--- SOURCE DATA ---
--- START ---
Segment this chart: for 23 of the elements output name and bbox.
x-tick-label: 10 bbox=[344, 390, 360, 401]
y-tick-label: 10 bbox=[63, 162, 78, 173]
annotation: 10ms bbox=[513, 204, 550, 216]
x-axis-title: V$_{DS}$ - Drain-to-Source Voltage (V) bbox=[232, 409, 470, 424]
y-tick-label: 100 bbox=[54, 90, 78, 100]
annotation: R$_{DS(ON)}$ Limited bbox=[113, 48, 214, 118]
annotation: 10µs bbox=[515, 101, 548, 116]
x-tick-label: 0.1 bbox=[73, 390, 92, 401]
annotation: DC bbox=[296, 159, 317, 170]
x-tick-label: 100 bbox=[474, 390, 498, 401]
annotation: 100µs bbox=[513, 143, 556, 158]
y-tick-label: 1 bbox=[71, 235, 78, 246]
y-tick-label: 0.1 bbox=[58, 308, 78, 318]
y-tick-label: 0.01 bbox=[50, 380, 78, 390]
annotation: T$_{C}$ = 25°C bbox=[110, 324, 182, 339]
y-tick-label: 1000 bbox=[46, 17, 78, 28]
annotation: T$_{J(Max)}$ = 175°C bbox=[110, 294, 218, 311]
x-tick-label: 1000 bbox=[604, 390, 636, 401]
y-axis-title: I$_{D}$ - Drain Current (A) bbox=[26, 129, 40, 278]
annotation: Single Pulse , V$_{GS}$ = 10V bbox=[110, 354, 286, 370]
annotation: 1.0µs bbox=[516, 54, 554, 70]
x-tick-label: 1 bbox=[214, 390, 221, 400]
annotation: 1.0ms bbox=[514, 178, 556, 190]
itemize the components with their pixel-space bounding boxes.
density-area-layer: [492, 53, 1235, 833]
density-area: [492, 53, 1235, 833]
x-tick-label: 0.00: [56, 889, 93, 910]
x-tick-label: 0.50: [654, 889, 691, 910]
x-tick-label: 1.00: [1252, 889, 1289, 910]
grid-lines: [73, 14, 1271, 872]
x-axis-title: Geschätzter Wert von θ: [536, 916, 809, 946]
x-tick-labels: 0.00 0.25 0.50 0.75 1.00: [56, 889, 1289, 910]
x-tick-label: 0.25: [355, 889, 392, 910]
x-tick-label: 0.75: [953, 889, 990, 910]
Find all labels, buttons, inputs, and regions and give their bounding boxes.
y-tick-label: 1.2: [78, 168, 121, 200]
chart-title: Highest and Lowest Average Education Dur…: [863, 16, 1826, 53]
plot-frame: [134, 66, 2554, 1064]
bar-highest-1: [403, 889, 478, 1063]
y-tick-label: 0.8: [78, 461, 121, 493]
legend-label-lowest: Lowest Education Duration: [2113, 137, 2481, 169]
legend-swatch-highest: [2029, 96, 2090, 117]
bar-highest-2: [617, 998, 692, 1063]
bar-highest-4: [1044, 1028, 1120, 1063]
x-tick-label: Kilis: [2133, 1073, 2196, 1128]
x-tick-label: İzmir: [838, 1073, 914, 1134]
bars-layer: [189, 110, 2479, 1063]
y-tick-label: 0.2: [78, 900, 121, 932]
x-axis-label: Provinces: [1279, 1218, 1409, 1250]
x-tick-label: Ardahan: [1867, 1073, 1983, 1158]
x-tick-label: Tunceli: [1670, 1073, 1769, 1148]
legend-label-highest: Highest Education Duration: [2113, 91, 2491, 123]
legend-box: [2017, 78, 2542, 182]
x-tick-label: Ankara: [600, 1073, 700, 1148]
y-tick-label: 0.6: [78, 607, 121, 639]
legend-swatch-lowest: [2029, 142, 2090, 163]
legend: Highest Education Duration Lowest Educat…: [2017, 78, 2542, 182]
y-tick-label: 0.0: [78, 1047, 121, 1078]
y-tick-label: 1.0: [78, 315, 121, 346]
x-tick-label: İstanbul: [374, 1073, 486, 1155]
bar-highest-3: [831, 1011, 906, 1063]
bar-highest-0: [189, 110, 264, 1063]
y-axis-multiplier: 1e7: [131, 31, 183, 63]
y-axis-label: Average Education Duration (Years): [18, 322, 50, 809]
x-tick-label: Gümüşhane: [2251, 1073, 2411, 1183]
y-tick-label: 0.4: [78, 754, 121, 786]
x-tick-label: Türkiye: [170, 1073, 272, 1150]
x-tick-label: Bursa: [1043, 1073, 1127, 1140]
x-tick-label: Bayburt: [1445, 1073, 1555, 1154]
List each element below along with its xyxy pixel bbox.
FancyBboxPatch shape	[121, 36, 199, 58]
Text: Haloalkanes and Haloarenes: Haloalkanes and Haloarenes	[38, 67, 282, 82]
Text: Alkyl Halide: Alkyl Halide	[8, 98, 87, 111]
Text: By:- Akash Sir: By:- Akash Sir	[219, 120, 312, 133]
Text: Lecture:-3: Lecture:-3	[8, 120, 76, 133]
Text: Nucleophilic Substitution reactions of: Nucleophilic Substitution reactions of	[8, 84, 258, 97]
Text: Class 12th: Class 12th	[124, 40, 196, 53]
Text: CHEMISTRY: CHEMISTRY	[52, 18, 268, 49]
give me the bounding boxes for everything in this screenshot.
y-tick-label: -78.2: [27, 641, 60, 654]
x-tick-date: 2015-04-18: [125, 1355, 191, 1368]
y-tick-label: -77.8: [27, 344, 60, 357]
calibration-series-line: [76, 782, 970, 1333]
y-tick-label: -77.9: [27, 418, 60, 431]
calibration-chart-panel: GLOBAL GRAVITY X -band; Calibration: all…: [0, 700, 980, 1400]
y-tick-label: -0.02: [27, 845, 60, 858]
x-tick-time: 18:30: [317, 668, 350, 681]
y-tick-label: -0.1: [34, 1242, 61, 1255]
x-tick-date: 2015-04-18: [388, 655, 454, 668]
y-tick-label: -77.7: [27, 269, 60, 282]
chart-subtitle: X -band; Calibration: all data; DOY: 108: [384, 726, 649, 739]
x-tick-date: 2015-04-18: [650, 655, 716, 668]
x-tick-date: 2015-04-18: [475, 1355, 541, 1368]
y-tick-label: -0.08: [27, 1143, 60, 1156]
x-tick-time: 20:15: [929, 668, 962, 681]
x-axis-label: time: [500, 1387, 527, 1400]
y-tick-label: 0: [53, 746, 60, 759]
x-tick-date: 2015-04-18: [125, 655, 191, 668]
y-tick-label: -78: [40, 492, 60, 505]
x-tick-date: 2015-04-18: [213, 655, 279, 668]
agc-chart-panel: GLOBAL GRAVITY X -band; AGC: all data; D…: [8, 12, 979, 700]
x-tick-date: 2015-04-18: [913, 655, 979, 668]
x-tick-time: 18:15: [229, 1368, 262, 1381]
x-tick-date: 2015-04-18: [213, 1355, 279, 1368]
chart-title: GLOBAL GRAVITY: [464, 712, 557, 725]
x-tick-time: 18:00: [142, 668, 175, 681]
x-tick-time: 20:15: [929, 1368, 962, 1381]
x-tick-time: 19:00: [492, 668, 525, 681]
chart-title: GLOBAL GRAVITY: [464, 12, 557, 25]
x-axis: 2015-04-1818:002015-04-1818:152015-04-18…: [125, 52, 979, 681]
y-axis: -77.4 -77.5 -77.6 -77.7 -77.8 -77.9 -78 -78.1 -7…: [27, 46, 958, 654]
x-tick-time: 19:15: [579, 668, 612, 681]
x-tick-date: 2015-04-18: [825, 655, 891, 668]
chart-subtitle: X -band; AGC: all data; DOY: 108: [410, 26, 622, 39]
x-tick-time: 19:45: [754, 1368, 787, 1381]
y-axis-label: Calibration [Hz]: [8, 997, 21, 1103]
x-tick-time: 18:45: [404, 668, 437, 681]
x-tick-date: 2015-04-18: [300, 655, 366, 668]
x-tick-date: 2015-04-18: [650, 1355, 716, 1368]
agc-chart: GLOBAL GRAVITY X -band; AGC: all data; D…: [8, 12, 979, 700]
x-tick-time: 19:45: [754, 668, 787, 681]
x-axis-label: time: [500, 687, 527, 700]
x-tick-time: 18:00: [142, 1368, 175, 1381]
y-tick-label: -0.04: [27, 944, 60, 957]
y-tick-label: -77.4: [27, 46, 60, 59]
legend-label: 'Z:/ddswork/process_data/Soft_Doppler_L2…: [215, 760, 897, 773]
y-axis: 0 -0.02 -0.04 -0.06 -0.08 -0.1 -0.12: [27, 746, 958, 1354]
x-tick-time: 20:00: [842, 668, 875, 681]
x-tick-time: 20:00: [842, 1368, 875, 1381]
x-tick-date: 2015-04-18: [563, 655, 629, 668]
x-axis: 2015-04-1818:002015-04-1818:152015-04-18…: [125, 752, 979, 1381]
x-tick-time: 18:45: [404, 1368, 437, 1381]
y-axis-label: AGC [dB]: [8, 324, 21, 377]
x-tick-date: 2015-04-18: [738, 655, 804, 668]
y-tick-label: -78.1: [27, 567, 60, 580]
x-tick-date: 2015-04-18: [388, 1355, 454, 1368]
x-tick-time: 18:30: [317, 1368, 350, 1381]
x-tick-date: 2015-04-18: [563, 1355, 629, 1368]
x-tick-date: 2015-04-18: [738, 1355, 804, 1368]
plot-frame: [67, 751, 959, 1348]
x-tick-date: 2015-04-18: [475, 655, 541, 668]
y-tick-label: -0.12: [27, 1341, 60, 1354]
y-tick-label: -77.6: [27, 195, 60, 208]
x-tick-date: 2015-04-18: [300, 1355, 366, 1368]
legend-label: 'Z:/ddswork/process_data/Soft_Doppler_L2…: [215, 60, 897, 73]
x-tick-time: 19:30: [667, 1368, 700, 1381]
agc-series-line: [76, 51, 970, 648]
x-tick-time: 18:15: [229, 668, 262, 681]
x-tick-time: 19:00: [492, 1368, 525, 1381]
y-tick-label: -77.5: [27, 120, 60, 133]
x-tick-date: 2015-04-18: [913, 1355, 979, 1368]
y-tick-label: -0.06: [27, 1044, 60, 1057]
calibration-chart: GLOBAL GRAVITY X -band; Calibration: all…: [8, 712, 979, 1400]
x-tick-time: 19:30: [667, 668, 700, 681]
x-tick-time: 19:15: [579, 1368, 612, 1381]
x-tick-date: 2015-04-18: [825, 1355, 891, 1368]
--- END ---
Copy out the records word for word, from the very first line down to and including the line containing "x-tick-label: 100 bbox=[474, 390, 498, 401]".

Segment this chart: for 23 of the elements output name and bbox.
x-tick-label: 10 bbox=[344, 390, 360, 401]
y-tick-label: 10 bbox=[63, 162, 78, 173]
annotation: 10ms bbox=[513, 204, 550, 216]
x-axis-title: V$_{DS}$ - Drain-to-Source Voltage (V) bbox=[232, 409, 470, 424]
y-tick-label: 100 bbox=[54, 90, 78, 100]
annotation: R$_{DS(ON)}$ Limited bbox=[113, 48, 214, 118]
annotation: 10µs bbox=[515, 101, 548, 116]
x-tick-label: 0.1 bbox=[73, 390, 92, 401]
annotation: DC bbox=[296, 159, 317, 170]
x-tick-label: 100 bbox=[474, 390, 498, 401]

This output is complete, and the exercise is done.